Stored entries
..........
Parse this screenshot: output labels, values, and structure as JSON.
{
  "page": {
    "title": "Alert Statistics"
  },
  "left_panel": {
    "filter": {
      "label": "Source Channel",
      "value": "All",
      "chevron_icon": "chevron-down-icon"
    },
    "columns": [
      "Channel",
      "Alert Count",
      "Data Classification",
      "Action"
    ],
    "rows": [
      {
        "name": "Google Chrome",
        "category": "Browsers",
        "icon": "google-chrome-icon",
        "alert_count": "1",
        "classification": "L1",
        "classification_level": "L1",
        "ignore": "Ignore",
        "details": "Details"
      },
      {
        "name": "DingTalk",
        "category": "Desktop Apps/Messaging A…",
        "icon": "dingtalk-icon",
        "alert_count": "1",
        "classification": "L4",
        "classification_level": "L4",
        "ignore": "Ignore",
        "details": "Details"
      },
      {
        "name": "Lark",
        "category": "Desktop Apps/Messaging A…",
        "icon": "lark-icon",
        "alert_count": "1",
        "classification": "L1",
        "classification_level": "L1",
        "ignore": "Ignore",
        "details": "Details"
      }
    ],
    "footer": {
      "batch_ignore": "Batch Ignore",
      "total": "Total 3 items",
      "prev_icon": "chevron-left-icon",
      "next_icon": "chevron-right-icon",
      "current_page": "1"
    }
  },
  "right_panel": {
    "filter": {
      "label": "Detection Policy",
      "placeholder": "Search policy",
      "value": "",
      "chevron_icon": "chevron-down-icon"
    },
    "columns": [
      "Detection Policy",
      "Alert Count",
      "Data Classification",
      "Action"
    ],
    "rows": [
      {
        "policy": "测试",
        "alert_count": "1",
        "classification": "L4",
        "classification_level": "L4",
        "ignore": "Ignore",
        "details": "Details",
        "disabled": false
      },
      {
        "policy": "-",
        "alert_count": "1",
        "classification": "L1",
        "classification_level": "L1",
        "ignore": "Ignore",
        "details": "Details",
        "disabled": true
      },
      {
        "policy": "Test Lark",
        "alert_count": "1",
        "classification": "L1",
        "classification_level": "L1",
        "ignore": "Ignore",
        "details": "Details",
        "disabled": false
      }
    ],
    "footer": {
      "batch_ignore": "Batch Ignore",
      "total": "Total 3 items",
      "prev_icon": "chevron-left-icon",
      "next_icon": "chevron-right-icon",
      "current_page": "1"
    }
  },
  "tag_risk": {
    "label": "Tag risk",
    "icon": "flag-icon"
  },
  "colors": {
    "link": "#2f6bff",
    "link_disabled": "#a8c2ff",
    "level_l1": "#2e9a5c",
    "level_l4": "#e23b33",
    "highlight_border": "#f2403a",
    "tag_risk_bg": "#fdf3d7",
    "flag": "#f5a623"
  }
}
..........
Extract all of the data exactly as written.

Parse this screenshot: output labels, values, and structure as JSON.
{
  "page": {
    "title": "Alert Statistics"
  },
  "left_panel": {
    "filter": {
      "label": "Source Channel",
      "value": "All",
      "chevron_icon": "chevron-down-icon"
    },
    "columns": [
      "Channel",
      "Alert Count",
      "Data Classification",
      "Action"
    ],
    "rows": [
      {
        "name": "Google Chrome",
        "category": "Browsers",
        "icon": "google-chrome-icon",
        "alert_count": "1",
        "classification": "L1",
        "classification_level": "L1",
        "ignore": "Ignore",
        "details": "Details"
      },
      {
        "name": "DingTalk",
        "category": "Desktop Apps/Messaging A…",
        "icon": "dingtalk-icon",
        "alert_count": "1",
        "classification": "L4",
        "classification_level": "L4",
        "ignore": "Ignore",
        "details": "Details"
      },
      {
        "name": "Lark",
        "category": "Desktop Apps/Messaging A…",
        "icon": "lark-icon",
        "alert_count": "1",
        "classification": "L1",
        "classification_level": "L1",
        "ignore": "Ignore",
        "details": "Details"
      }
    ],
    "footer": {
      "batch_ignore": "Batch Ignore",
      "total": "Total 3 items",
      "prev_icon": "chevron-left-icon",
      "next_icon": "chevron-right-icon",
      "current_page": "1"
    }
  },
  "right_panel": {
    "filter": {
      "label": "Detection Policy",
      "placeholder": "Search policy",
      "value": "",
      "chevron_icon": "chevron-down-icon"
    },
    "columns": [
      "Detection Policy",
      "Alert Count",
      "Data Classification",
      "Action"
    ],
    "rows": [
      {
        "policy": "测试",
        "alert_count": "1",
        "classification": "L4",
        "classification_level": "L4",
        "ignore": "Ignore",
        "details": "Details",
        "disabled": false
      },
      {
        "policy": "-",
        "alert_count": "1",
        "classification": "L1",
        "classification_level": "L1",
        "ignore": "Ignore",
        "details": "Details",
        "disabled": true
      },
      {
        "policy": "Test Lark",
        "alert_count": "1",
        "classification": "L1",
        "classification_level": "L1",
        "ignore": "Ignore",
        "details": "Details",
        "disabled": false
      }
    ],
    "footer": {
      "batch_ignore": "Batch Ignore",
      "total": "Total 3 items",
      "prev_icon": "chevron-left-icon",
      "next_icon": "chevron-right-icon",
      "current_page": "1"
    }
  },
  "tag_risk": {
    "label": "Tag risk",
    "icon": "flag-icon"
  },
  "colors": {
    "link": "#2f6bff",
    "link_disabled": "#a8c2ff",
    "level_l1": "#2e9a5c",
    "level_l4": "#e23b33",
    "highlight_border": "#f2403a",
    "tag_risk_bg": "#fdf3d7",
    "flag": "#f5a623"
  }
}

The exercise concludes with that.